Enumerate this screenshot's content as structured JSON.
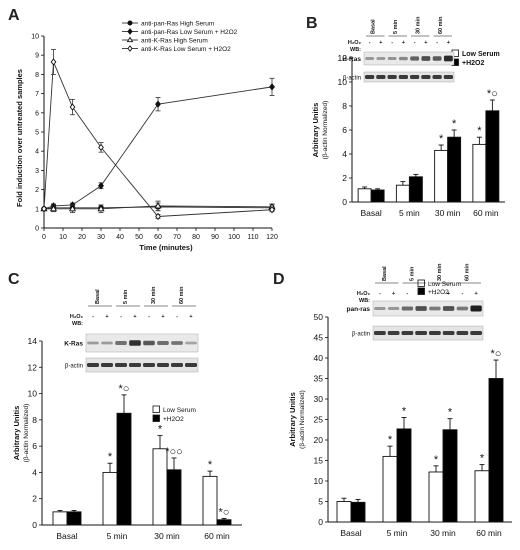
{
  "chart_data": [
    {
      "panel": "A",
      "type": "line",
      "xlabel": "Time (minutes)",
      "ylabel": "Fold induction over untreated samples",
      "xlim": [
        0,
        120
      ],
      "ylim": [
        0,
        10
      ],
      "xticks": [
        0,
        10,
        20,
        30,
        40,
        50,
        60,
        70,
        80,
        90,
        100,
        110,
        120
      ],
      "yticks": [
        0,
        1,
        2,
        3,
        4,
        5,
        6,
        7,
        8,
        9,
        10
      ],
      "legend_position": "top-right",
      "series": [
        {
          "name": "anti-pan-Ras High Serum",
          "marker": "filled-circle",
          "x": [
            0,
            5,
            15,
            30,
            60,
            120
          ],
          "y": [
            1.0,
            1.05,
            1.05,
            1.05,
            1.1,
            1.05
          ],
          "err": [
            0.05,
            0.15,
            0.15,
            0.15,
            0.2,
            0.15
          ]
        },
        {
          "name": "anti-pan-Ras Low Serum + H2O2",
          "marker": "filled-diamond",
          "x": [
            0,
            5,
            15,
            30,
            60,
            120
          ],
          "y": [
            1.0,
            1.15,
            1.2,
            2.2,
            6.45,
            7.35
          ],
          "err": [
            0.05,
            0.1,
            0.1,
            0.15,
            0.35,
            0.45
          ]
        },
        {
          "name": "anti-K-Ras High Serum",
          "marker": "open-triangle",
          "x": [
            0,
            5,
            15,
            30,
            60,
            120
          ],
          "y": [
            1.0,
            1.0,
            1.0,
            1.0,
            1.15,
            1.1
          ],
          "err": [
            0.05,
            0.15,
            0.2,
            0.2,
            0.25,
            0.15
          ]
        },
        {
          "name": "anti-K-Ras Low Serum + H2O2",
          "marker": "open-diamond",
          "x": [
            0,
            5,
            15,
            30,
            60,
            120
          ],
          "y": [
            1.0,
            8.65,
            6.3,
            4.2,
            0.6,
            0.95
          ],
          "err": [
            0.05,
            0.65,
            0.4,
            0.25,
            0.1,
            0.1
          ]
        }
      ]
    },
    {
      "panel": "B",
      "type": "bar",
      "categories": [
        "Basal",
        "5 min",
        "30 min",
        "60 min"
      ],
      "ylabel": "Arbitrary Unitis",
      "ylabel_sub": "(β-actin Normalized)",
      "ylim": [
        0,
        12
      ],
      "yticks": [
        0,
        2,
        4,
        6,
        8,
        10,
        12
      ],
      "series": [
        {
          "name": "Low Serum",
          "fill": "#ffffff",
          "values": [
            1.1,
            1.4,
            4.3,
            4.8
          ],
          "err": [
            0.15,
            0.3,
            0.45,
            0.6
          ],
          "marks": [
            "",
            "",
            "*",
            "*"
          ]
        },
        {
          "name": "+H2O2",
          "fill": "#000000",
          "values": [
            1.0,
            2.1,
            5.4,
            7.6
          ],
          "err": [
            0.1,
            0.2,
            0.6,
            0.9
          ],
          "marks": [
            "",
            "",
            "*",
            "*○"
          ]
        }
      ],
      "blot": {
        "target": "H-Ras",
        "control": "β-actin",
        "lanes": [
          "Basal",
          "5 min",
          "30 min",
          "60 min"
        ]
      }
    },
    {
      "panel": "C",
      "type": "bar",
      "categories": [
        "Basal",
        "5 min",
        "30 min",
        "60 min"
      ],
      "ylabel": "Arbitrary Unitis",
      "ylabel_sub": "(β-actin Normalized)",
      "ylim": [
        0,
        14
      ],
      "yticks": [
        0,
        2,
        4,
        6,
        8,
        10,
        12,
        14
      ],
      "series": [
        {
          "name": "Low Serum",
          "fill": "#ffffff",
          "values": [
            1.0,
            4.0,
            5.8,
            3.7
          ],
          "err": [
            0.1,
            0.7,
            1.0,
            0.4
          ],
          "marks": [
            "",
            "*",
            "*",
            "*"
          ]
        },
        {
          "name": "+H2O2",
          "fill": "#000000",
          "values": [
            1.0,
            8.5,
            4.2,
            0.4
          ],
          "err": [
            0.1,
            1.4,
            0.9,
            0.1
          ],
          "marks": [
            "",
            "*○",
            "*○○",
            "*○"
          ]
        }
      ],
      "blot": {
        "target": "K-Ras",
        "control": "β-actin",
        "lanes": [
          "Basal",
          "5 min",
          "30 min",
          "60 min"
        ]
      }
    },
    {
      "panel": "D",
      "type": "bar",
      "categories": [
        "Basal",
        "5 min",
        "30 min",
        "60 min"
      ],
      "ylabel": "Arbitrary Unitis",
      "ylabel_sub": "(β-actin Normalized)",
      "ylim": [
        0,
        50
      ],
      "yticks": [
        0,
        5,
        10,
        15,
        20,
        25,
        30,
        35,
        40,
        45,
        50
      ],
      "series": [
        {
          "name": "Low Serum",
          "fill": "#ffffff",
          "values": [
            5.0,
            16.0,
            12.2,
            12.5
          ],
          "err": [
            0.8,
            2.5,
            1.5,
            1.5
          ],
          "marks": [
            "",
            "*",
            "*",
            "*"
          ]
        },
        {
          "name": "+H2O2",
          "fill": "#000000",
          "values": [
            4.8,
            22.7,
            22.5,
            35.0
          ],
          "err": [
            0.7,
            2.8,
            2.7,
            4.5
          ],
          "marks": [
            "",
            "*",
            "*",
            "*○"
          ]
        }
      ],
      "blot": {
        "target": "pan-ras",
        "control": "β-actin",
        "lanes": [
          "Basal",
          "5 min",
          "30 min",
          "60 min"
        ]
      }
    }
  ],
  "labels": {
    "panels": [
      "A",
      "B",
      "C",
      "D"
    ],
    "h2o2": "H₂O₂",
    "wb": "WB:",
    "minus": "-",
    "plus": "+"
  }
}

## Challenge
Extract the entries in full, exactly as they are, minus the pictures.

## Reply
Enumerate this screenshot's content as structured JSON.
{
  "chart_data": [
    {
      "panel": "A",
      "type": "line",
      "xlabel": "Time (minutes)",
      "ylabel": "Fold induction over untreated samples",
      "xlim": [
        0,
        120
      ],
      "ylim": [
        0,
        10
      ],
      "xticks": [
        0,
        10,
        20,
        30,
        40,
        50,
        60,
        70,
        80,
        90,
        100,
        110,
        120
      ],
      "yticks": [
        0,
        1,
        2,
        3,
        4,
        5,
        6,
        7,
        8,
        9,
        10
      ],
      "legend_position": "top-right",
      "series": [
        {
          "name": "anti-pan-Ras High Serum",
          "marker": "filled-circle",
          "x": [
            0,
            5,
            15,
            30,
            60,
            120
          ],
          "y": [
            1.0,
            1.05,
            1.05,
            1.05,
            1.1,
            1.05
          ],
          "err": [
            0.05,
            0.15,
            0.15,
            0.15,
            0.2,
            0.15
          ]
        },
        {
          "name": "anti-pan-Ras Low Serum + H2O2",
          "marker": "filled-diamond",
          "x": [
            0,
            5,
            15,
            30,
            60,
            120
          ],
          "y": [
            1.0,
            1.15,
            1.2,
            2.2,
            6.45,
            7.35
          ],
          "err": [
            0.05,
            0.1,
            0.1,
            0.15,
            0.35,
            0.45
          ]
        },
        {
          "name": "anti-K-Ras High Serum",
          "marker": "open-triangle",
          "x": [
            0,
            5,
            15,
            30,
            60,
            120
          ],
          "y": [
            1.0,
            1.0,
            1.0,
            1.0,
            1.15,
            1.1
          ],
          "err": [
            0.05,
            0.15,
            0.2,
            0.2,
            0.25,
            0.15
          ]
        },
        {
          "name": "anti-K-Ras Low Serum + H2O2",
          "marker": "open-diamond",
          "x": [
            0,
            5,
            15,
            30,
            60,
            120
          ],
          "y": [
            1.0,
            8.65,
            6.3,
            4.2,
            0.6,
            0.95
          ],
          "err": [
            0.05,
            0.65,
            0.4,
            0.25,
            0.1,
            0.1
          ]
        }
      ]
    },
    {
      "panel": "B",
      "type": "bar",
      "categories": [
        "Basal",
        "5 min",
        "30 min",
        "60 min"
      ],
      "ylabel": "Arbitrary Unitis",
      "ylabel_sub": "(β-actin Normalized)",
      "ylim": [
        0,
        12
      ],
      "yticks": [
        0,
        2,
        4,
        6,
        8,
        10,
        12
      ],
      "series": [
        {
          "name": "Low Serum",
          "fill": "#ffffff",
          "values": [
            1.1,
            1.4,
            4.3,
            4.8
          ],
          "err": [
            0.15,
            0.3,
            0.45,
            0.6
          ],
          "marks": [
            "",
            "",
            "*",
            "*"
          ]
        },
        {
          "name": "+H2O2",
          "fill": "#000000",
          "values": [
            1.0,
            2.1,
            5.4,
            7.6
          ],
          "err": [
            0.1,
            0.2,
            0.6,
            0.9
          ],
          "marks": [
            "",
            "",
            "*",
            "*○"
          ]
        }
      ],
      "blot": {
        "target": "H-Ras",
        "control": "β-actin",
        "lanes": [
          "Basal",
          "5 min",
          "30 min",
          "60 min"
        ]
      }
    },
    {
      "panel": "C",
      "type": "bar",
      "categories": [
        "Basal",
        "5 min",
        "30 min",
        "60 min"
      ],
      "ylabel": "Arbitrary Unitis",
      "ylabel_sub": "(β-actin Normalized)",
      "ylim": [
        0,
        14
      ],
      "yticks": [
        0,
        2,
        4,
        6,
        8,
        10,
        12,
        14
      ],
      "series": [
        {
          "name": "Low Serum",
          "fill": "#ffffff",
          "values": [
            1.0,
            4.0,
            5.8,
            3.7
          ],
          "err": [
            0.1,
            0.7,
            1.0,
            0.4
          ],
          "marks": [
            "",
            "*",
            "*",
            "*"
          ]
        },
        {
          "name": "+H2O2",
          "fill": "#000000",
          "values": [
            1.0,
            8.5,
            4.2,
            0.4
          ],
          "err": [
            0.1,
            1.4,
            0.9,
            0.1
          ],
          "marks": [
            "",
            "*○",
            "*○○",
            "*○"
          ]
        }
      ],
      "blot": {
        "target": "K-Ras",
        "control": "β-actin",
        "lanes": [
          "Basal",
          "5 min",
          "30 min",
          "60 min"
        ]
      }
    },
    {
      "panel": "D",
      "type": "bar",
      "categories": [
        "Basal",
        "5 min",
        "30 min",
        "60 min"
      ],
      "ylabel": "Arbitrary Unitis",
      "ylabel_sub": "(β-actin Normalized)",
      "ylim": [
        0,
        50
      ],
      "yticks": [
        0,
        5,
        10,
        15,
        20,
        25,
        30,
        35,
        40,
        45,
        50
      ],
      "series": [
        {
          "name": "Low Serum",
          "fill": "#ffffff",
          "values": [
            5.0,
            16.0,
            12.2,
            12.5
          ],
          "err": [
            0.8,
            2.5,
            1.5,
            1.5
          ],
          "marks": [
            "",
            "*",
            "*",
            "*"
          ]
        },
        {
          "name": "+H2O2",
          "fill": "#000000",
          "values": [
            4.8,
            22.7,
            22.5,
            35.0
          ],
          "err": [
            0.7,
            2.8,
            2.7,
            4.5
          ],
          "marks": [
            "",
            "*",
            "*",
            "*○"
          ]
        }
      ],
      "blot": {
        "target": "pan-ras",
        "control": "β-actin",
        "lanes": [
          "Basal",
          "5 min",
          "30 min",
          "60 min"
        ]
      }
    }
  ],
  "labels": {
    "panels": [
      "A",
      "B",
      "C",
      "D"
    ],
    "h2o2": "H₂O₂",
    "wb": "WB:",
    "minus": "-",
    "plus": "+"
  }
}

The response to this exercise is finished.